▶ Goal: Locate the lines of the listing below that hold "rank", then copy each of them.

[Records excerpted from a collection]
## start
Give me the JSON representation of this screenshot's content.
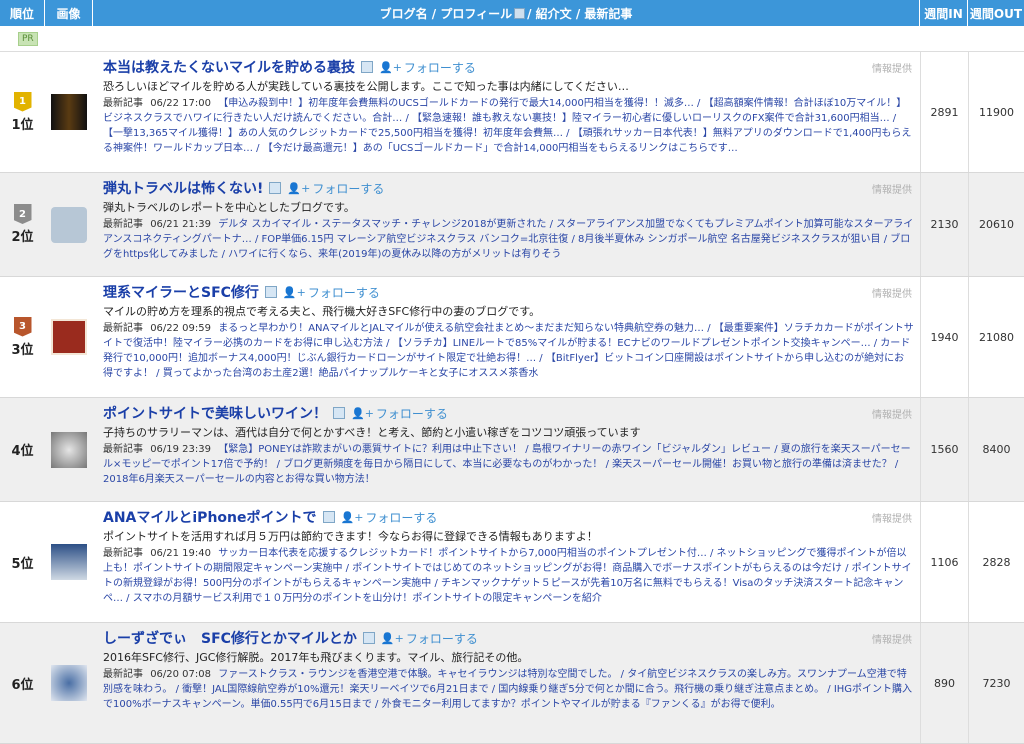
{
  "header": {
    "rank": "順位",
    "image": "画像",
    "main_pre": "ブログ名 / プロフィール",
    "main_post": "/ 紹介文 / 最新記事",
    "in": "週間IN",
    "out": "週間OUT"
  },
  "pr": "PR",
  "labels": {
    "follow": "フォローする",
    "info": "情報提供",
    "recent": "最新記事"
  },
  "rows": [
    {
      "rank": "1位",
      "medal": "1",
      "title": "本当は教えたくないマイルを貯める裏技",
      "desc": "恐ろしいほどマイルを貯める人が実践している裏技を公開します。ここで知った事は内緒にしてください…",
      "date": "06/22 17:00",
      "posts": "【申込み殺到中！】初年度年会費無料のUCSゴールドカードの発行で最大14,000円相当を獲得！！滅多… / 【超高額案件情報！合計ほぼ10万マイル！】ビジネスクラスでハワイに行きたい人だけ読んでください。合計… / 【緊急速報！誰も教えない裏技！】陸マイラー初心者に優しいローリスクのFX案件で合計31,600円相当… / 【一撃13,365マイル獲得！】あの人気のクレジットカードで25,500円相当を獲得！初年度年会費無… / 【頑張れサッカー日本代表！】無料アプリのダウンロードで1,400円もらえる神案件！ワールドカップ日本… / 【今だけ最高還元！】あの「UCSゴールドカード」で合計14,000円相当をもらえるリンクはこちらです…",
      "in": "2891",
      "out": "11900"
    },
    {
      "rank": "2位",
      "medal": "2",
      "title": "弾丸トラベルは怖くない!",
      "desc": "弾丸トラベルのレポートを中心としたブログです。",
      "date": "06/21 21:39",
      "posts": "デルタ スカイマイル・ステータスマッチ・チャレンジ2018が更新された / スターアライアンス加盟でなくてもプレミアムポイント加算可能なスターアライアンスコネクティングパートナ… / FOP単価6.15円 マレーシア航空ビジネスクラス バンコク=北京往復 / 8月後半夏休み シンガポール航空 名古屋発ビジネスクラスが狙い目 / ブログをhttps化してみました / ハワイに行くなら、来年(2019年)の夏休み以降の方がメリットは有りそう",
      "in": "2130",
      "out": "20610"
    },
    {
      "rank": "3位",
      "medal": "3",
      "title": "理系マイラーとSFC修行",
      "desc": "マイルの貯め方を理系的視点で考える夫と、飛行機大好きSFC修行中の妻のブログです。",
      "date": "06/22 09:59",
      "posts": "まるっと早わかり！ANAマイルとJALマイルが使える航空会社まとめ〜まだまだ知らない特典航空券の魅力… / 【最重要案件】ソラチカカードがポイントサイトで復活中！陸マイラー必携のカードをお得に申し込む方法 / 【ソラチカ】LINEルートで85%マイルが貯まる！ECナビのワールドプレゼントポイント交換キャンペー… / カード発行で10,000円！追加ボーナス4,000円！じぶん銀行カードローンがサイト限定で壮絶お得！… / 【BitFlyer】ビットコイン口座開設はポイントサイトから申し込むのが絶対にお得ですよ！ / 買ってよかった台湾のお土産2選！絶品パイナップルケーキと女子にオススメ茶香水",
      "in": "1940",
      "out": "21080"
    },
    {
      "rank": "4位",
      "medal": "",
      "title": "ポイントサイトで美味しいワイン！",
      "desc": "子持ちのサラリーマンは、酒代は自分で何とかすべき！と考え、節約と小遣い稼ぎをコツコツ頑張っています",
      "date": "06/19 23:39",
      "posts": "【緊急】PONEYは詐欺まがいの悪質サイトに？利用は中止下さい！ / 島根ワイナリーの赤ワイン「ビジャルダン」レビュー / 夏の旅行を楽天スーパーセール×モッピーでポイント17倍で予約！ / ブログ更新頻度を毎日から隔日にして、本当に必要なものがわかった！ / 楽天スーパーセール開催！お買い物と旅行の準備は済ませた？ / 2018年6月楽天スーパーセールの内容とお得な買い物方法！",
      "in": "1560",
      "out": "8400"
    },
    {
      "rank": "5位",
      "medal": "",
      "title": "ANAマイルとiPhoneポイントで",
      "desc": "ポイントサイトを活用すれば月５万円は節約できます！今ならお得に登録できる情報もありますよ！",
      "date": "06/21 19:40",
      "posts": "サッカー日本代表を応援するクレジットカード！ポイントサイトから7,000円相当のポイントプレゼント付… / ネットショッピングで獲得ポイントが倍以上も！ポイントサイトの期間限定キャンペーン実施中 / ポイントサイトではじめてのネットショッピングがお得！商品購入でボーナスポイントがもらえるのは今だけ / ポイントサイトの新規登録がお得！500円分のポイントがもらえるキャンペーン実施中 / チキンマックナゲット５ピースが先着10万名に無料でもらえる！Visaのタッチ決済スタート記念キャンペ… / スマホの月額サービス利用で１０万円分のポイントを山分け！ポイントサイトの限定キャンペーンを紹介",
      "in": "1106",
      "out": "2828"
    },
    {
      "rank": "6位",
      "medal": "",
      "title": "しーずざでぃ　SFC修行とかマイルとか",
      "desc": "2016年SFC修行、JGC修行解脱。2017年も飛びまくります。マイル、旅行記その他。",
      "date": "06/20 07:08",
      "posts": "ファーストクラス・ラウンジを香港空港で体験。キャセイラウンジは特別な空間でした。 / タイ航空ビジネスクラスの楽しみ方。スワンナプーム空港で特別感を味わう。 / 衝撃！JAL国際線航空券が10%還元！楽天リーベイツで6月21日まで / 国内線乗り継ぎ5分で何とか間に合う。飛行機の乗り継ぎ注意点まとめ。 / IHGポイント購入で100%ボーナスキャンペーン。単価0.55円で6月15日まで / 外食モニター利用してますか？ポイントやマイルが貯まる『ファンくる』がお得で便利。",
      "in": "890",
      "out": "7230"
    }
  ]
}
## end
▶ The result:
    "rank": "順位",
      "rank": "1位",
      "rank": "2位",
      "rank": "3位",
      "rank": "4位",
      "rank": "5位",
      "rank": "6位",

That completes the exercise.